### TASK REQUIREMENTS
Please find all lines in the data that hold the string "اضافه" and copy them.

### STORED ROWS
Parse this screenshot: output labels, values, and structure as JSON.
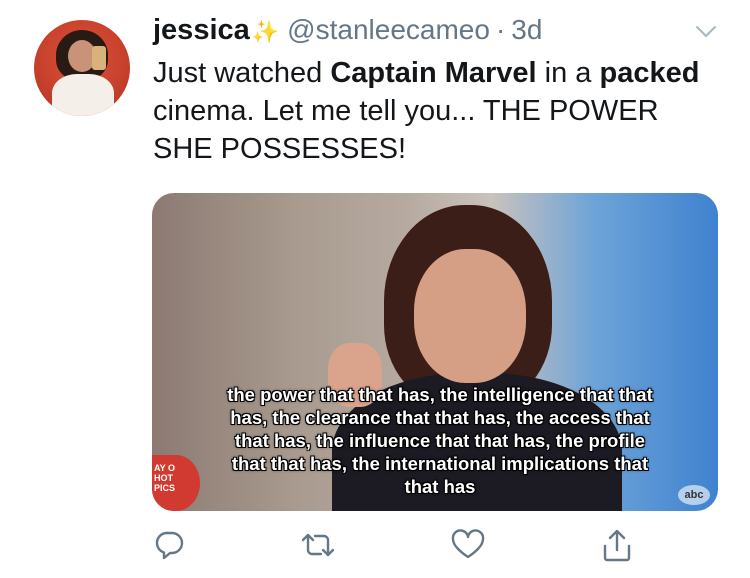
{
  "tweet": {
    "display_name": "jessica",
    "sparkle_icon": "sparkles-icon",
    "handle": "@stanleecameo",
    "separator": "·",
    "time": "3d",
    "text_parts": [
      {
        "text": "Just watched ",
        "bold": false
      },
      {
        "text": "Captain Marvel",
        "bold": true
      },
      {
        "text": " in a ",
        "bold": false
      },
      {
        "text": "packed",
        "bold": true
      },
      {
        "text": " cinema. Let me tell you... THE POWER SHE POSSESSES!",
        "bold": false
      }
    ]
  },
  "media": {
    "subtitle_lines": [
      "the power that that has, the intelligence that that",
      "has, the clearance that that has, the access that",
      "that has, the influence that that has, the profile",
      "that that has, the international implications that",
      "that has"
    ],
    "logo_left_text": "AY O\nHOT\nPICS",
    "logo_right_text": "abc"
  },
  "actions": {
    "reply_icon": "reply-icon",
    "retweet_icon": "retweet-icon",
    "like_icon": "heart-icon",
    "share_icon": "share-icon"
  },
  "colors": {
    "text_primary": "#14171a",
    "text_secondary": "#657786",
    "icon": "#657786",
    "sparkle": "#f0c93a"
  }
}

* * *

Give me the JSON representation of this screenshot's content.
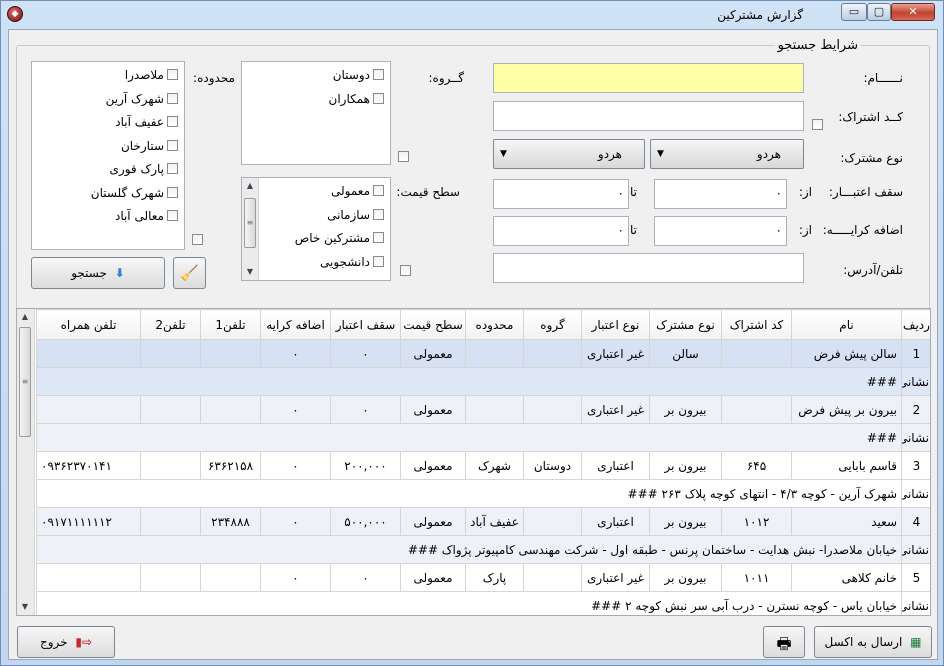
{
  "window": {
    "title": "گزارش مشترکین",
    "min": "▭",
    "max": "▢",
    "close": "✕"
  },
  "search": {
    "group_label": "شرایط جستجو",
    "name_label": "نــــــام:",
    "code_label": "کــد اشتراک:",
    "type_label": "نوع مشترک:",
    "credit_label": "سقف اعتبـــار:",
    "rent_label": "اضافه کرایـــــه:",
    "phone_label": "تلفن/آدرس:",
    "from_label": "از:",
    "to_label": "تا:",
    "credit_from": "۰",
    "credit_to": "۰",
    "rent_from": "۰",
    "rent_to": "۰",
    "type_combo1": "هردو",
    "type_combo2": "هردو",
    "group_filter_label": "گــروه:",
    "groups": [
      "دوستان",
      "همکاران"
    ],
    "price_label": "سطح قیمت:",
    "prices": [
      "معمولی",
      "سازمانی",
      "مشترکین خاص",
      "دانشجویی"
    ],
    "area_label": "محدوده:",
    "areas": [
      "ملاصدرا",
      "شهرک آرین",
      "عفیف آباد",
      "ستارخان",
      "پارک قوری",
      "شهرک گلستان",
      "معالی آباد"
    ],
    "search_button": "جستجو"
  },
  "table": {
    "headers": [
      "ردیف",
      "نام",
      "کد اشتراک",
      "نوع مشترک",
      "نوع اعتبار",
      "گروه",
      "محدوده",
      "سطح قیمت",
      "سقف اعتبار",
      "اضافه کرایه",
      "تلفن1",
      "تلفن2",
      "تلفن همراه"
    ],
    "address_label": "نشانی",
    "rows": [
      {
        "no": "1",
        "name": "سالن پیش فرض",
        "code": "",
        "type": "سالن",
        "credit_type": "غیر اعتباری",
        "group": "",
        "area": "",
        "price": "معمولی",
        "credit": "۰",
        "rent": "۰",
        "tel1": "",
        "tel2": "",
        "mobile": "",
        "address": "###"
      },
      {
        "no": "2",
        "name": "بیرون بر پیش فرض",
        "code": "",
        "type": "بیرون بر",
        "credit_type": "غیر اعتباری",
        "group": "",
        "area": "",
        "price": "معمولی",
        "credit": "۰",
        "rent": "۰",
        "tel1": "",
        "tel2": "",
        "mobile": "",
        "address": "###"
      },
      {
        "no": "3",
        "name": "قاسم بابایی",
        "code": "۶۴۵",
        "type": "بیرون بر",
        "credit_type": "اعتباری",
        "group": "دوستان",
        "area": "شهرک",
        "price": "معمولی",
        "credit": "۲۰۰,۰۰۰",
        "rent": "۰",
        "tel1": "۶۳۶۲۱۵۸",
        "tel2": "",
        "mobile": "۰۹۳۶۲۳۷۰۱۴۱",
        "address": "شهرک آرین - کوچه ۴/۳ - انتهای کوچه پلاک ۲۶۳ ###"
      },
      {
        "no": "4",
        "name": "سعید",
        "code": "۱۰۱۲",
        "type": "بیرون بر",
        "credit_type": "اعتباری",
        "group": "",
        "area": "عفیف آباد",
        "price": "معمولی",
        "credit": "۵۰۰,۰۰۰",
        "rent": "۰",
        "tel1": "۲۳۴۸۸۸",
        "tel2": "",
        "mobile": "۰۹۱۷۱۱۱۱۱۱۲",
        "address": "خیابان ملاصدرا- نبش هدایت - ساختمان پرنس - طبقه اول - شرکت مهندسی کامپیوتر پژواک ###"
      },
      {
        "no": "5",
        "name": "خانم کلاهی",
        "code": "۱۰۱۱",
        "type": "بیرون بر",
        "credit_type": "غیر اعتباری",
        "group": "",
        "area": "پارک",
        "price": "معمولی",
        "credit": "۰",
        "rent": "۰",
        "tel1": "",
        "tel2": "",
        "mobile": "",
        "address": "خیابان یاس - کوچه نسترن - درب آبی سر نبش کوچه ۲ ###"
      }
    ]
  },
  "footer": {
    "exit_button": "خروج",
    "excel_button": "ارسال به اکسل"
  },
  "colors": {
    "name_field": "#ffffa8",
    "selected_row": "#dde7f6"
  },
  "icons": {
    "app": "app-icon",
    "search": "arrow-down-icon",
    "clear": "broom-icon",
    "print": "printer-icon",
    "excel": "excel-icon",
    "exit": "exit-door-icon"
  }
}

### RESPONSE
    "rent_label": "اضافه کرایـــــه:",
      "اضافه کرایه",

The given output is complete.